Lugaw (pronounced ) is the Filipino generic term for rice gruel. It encompasses a wide variety of dishes, ranging from savory dishes very similar to Chinese-style congee to dessert dishes. In the Visayan regions, savory lugaw are known as pospas. Lugaw typically use glutinous rice (Tagalog: malagkit; Visayan: pilit). It is usually thicker than other Asian congees, retaining the shape of the rice, yet with a similar texture.

Savory versions of lugaw are flavored with ginger and traditionally topped with scallions and toasted garlic. Dried red safflower (kasubha) may also be used as a topping, mainly as a visual garnish and to impart a more appealing yellow tinge to the dish. As with Japanese okayu, fish or chicken stock may be used to flavor the broth. The most popular variants of lugaw include arroz caldo (chicken), goto (beef tripe), lugaw na baboy (pork), lugaw na baka (beef), and lugaw na tokwa't baboy (diced tofu and pork). Other versions can also use tinapa (smoked fish), palaka (frog legs), utak (brain [of pig]), dila (tongue [of pig]), and litid ([beef] ligaments). They are traditionally seasoned with calamansi, fish sauce (patis), soy sauce (toyo), and black pepper. It is often served to the ill and the elderly, and is favored among Filipinos living in colder climates because it is warm, soft, and easy to digest.

Dessert versions of lugaw include champorado (lugaw with home-made chocolate topped with milk), binignit (lugaw in coconut milk with various fruits and root crops), and ginataang mais (lugaw with sweet corn and coconut milk), among others. Like the savory versions, they are usually eaten for breakfast, but can also be eaten as a snack. In Hiligaynon-speaking areas, lugaw may refer to binignit.

Singapore 

In Singapore, Teochew porridge or Singapore-style porridge is a version of Singapore congee. In Singapore, it's considered a comfort food for both breakfast and supper. Teochew porridge dish often accompanied with various small plates of side dishes. Usually, it's served as a banquet of meats, fish egg and vegetables eaten with plain rice porridge. The recipes that early immigrants prepared in Singapore have been modified over the generations to suit local tastes. Singapore Teochew style porridge is usually consumed with a selection of Singaporean Chinese side dishes like Nasi Padang. There is no fixed list of side dishes, but in Singapore, accompaniments typically include lor bak (braised pork), steamed fish, stir-fried water spinach (kangkong goreng), salted egg, fish cake, tofu, omelette, minced meat, braised tau kway, Hei Bee Hiang (fried shrimp chilli paste), and vegetables.

--

Parts of the exercise:
1 – Translate this sentence from the passage on rice porridge into Spanish: "Savory versions of lugaw are flavored with ginger and traditionally topped with scallions and toasted garlic."
2 – Extend the passage on rice porridge, picking up after its final sentence.

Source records
--

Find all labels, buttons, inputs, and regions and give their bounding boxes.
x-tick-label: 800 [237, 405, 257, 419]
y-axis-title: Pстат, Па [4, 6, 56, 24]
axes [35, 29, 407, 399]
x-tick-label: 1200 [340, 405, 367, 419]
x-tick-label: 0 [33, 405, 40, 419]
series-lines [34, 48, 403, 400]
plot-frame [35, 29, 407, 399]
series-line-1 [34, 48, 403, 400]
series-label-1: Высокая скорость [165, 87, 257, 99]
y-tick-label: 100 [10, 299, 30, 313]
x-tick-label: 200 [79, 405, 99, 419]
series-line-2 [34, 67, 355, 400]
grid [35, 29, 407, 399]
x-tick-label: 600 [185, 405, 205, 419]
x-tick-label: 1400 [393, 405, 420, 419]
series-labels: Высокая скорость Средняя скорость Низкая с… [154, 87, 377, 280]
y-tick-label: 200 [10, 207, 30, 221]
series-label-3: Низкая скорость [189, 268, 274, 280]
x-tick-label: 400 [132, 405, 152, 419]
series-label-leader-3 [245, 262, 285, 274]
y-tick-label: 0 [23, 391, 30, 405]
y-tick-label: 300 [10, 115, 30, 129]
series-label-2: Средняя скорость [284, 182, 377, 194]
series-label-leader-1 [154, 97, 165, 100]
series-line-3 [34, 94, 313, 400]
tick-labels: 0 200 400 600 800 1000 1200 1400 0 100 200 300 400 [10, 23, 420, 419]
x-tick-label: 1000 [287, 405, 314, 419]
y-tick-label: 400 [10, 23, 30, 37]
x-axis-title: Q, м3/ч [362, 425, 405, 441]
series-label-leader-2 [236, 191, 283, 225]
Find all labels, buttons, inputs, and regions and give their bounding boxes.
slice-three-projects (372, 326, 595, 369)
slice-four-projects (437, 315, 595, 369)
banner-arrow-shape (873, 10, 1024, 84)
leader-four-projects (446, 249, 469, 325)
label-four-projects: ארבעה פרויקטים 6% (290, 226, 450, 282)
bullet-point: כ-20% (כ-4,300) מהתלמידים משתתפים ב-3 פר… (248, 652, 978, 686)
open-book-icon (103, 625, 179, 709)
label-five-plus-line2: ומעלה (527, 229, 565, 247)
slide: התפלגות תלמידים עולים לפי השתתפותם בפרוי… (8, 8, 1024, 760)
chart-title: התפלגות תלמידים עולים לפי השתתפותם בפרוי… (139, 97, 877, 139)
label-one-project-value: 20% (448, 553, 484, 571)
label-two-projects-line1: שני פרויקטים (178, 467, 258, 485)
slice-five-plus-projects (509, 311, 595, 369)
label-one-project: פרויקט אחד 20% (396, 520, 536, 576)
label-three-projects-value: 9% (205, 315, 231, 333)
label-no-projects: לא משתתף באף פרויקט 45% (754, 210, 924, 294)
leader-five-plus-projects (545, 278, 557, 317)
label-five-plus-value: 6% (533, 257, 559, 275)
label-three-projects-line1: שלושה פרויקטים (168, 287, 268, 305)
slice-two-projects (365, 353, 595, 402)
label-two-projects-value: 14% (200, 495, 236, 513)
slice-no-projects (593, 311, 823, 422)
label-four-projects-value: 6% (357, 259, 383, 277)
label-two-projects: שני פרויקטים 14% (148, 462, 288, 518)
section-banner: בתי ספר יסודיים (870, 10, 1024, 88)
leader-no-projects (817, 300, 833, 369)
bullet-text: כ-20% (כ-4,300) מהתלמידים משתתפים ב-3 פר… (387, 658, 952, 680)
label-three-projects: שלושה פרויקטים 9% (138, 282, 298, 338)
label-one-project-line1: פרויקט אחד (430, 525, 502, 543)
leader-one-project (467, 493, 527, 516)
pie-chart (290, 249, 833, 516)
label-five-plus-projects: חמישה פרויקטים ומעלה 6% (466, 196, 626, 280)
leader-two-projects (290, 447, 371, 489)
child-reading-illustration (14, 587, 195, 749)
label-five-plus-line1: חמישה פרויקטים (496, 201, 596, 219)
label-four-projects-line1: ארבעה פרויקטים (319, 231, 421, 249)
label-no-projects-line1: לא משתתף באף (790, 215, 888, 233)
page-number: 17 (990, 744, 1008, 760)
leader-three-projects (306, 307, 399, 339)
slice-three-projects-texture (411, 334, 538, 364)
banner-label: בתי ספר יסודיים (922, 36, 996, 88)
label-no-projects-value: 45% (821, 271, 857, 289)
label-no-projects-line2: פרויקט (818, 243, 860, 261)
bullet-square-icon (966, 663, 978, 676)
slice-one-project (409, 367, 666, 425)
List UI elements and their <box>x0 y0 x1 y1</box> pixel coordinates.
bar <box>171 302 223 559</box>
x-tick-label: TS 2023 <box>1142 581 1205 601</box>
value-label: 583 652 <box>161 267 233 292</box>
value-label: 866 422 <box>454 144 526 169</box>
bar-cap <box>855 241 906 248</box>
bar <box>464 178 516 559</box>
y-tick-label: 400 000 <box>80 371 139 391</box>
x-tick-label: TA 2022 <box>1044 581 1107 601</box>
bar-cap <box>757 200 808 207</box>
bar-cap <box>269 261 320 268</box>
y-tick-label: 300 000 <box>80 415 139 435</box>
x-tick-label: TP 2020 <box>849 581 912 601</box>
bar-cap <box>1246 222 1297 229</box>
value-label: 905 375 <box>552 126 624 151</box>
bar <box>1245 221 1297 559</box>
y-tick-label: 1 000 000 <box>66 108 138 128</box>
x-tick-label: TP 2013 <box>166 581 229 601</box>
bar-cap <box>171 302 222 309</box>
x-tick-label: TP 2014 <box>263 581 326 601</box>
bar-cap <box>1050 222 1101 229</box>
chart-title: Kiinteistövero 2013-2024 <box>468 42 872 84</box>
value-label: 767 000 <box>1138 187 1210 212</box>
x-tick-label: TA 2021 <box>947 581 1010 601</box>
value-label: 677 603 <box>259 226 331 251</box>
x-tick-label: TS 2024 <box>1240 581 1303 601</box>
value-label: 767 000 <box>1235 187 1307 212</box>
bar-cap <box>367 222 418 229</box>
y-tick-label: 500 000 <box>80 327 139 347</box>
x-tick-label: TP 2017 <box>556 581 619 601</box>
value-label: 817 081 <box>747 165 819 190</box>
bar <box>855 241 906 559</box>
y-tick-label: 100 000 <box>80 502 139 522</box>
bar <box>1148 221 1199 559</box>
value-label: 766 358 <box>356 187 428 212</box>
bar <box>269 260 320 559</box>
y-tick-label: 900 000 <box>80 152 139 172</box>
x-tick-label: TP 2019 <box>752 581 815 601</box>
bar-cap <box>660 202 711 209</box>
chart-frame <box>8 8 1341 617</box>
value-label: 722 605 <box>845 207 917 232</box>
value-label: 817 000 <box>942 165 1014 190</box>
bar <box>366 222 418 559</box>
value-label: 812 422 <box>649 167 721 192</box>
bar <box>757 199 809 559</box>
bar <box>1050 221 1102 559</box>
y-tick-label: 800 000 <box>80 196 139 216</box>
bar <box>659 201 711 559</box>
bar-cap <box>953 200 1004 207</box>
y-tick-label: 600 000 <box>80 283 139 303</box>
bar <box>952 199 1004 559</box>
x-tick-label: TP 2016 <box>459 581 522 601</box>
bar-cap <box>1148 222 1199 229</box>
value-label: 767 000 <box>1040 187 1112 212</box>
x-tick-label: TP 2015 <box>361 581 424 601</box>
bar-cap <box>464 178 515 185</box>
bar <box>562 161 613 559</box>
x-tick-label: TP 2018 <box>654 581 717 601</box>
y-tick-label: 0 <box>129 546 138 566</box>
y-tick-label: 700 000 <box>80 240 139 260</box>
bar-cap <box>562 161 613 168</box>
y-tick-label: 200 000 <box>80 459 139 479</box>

--

Answers for each item:
1 – Las versiones saladas del lugaw se condimentan con jengibre y tradicionalmente se cubren con cebolleta y ajo tostado.

2 –
Thailand 

In Thai cuisine, rice congee, known as Chok or Jok (, , a loanword from Min Nan Chinese), is often served as breakfast with a raw or partially cooked egg added. Minced pork or beef and chopped spring onions are usually added, and the dish is optionally topped with a small donut-like pathongko, fried garlic, slivered ginger, and spicy pickles such as pickled radish. Although it is more popular as a breakfast dish, many stores specializing in Jok sell it throughout the day. Variations in the meat and toppings are also frequently found. It is especially popular during Thailand's cool season.

Plain rice congee, known as khao tom kui (), is served at specialty restaurants, which serve a multitude of side dishes to go with it, such as yam kun chiang (a Thai salad made with sliced dried Chinese sausages), mu phalo (pork stewed in soy sauce and five-spice powder), and mu nam liap (minced pork fried with chopped Chinese olives).

Notable Jok eateries in Bangkok can be found in areas like Bang Rak on Charoen Krung, home to Jok Prince which received the Bib Gourmand from Michelin Guidebook, Talat Noi in Chinatown beside Wat Traimit near Hua Lamphong, and the Jok Chai neighbourhood in Lat Phrao, where the dish is available 24 hours a day. Khao tom kui is found in areas such as the Yaowarat and Wong Wian Yi Sip Song Karakadakhom (July 22 Circle) neighbourhoods.

In a popular reference within the 2011 US comedy film The Hangover Part II set in Thailand, Jok is described as being a food for ″small babies and very old people″ with ″no taste″ that is nourishment ″everybody can digest″. The reference is used to describe the character of the protagonist Stu Price (portrayed by Ed Helms).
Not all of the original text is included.